§ Task requirements
Pictures do not belong in the copy. Write out exactly the lines from the one containing "Convert this screenshot" through the end of the data.

§ Data provided
+++
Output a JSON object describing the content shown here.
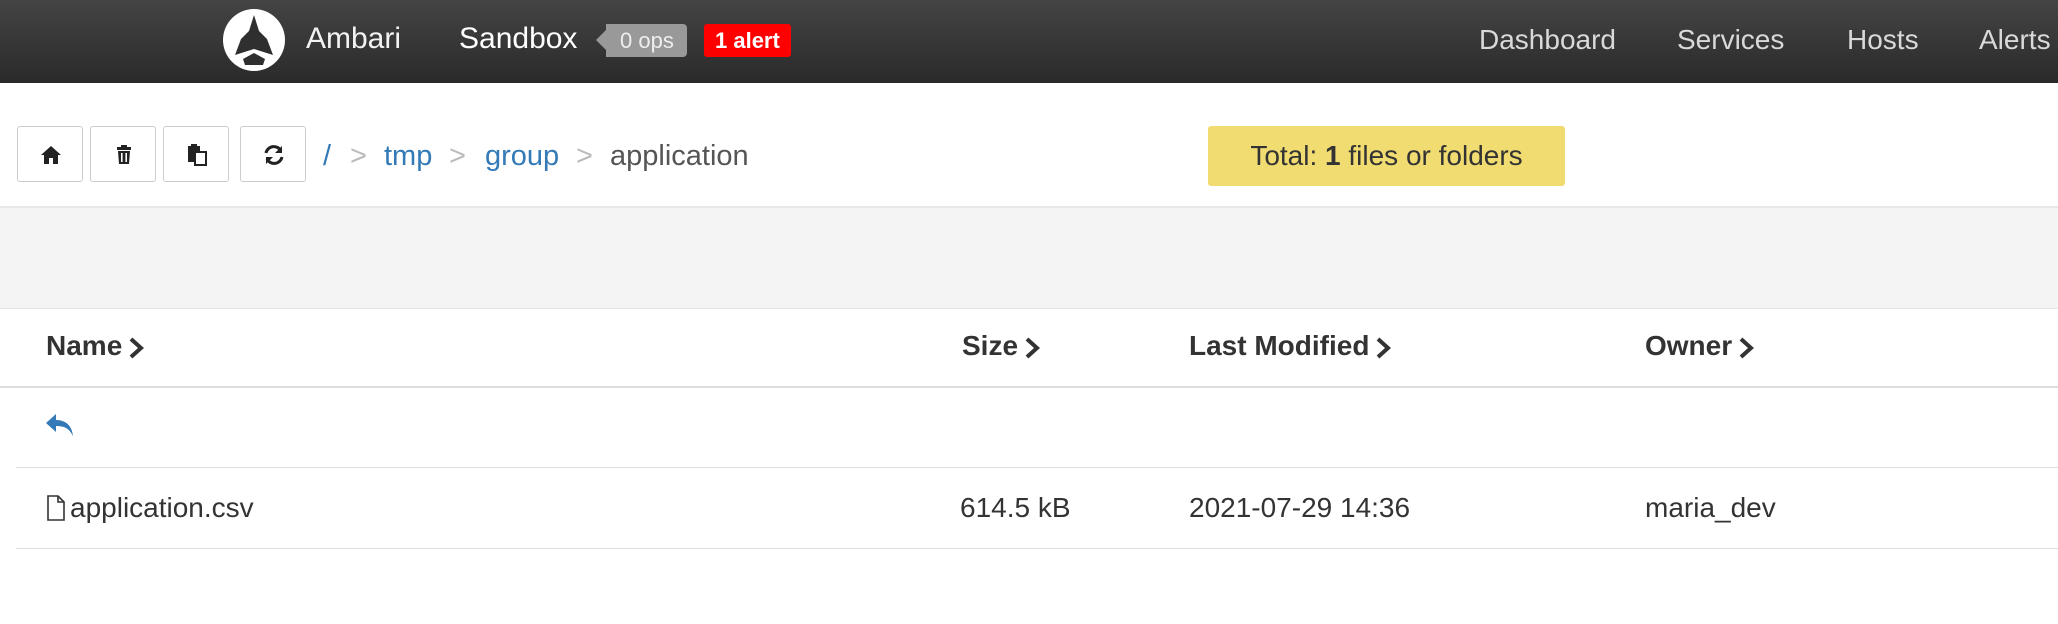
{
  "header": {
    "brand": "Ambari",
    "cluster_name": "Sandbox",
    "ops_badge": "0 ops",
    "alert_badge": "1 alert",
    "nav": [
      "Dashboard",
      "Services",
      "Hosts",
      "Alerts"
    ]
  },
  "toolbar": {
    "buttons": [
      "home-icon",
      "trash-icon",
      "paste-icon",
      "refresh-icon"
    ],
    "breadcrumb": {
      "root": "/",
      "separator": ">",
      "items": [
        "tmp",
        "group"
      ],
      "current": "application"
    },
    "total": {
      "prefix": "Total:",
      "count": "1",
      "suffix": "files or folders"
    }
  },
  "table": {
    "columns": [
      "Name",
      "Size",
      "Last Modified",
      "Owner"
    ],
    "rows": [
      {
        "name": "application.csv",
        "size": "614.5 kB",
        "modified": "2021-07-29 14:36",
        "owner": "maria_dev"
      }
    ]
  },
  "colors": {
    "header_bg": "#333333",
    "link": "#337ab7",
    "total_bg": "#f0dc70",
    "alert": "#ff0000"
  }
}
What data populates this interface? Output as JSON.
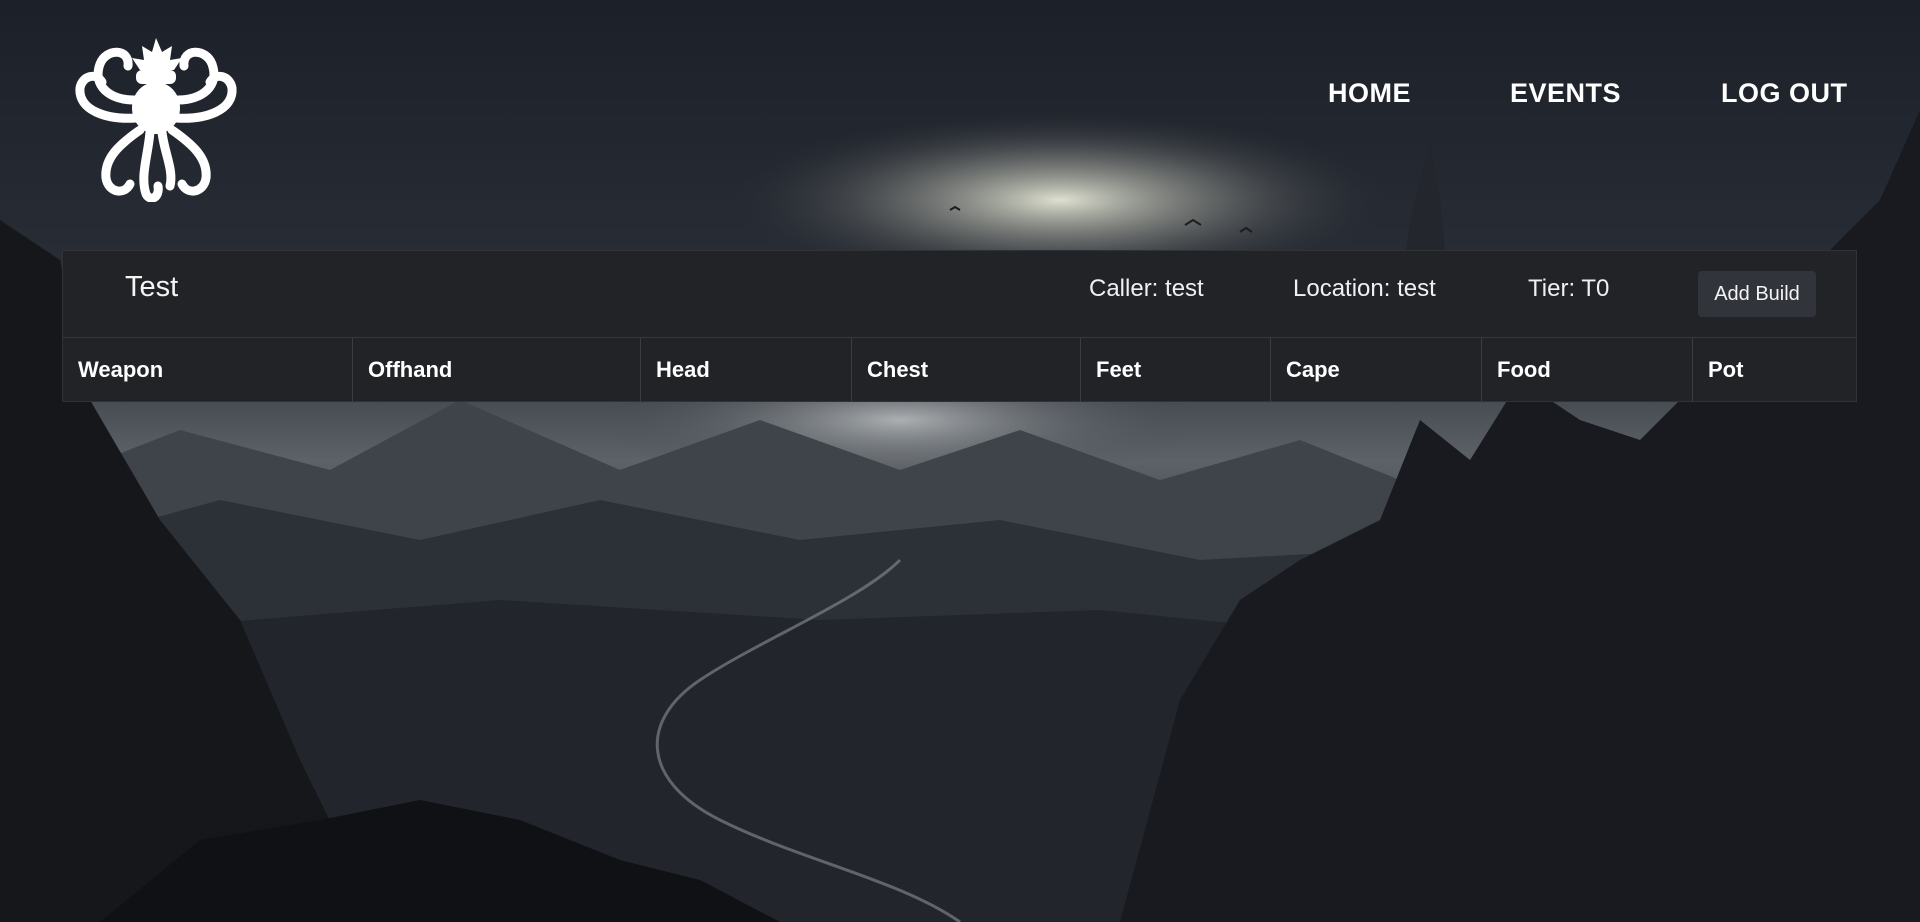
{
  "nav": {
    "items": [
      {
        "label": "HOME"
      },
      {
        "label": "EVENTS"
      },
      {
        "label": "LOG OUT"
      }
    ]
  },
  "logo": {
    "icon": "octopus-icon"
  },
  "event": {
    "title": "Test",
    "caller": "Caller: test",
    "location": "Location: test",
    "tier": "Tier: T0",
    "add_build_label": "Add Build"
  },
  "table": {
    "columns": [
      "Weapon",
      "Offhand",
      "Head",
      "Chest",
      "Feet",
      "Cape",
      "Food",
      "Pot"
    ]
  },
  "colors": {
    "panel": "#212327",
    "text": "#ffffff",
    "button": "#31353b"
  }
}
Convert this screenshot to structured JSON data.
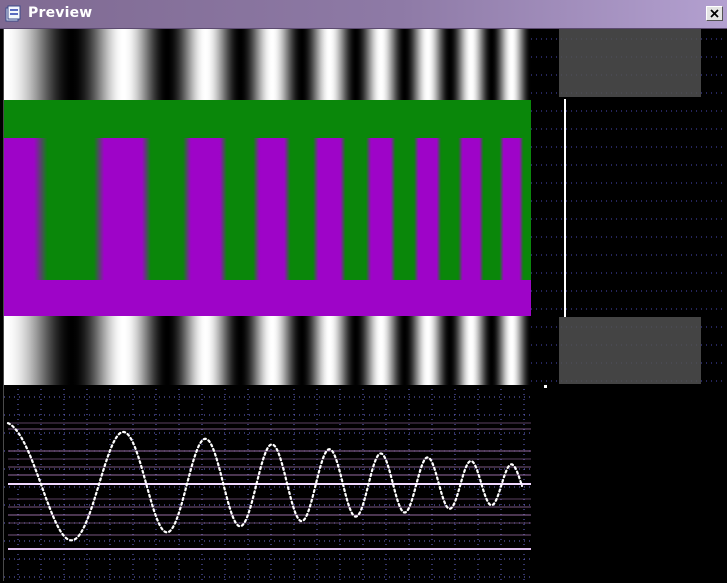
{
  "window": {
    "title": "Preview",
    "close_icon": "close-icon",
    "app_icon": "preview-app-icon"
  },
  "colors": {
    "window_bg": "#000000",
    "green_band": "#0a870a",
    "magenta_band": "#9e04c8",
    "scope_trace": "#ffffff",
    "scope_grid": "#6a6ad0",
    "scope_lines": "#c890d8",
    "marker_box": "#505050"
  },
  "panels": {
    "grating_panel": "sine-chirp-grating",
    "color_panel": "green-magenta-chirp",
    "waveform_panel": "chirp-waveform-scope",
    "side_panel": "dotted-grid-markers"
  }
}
+++
§ Reply to the exercise
Convert this screenshot to structured JSON data.
{
  "window": {
    "title": "Preview",
    "close_icon": "close-icon",
    "app_icon": "preview-app-icon"
  },
  "colors": {
    "window_bg": "#000000",
    "green_band": "#0a870a",
    "magenta_band": "#9e04c8",
    "scope_trace": "#ffffff",
    "scope_grid": "#6a6ad0",
    "scope_lines": "#c890d8",
    "marker_box": "#505050"
  },
  "panels": {
    "grating_panel": "sine-chirp-grating",
    "color_panel": "green-magenta-chirp",
    "waveform_panel": "chirp-waveform-scope",
    "side_panel": "dotted-grid-markers"
  }
}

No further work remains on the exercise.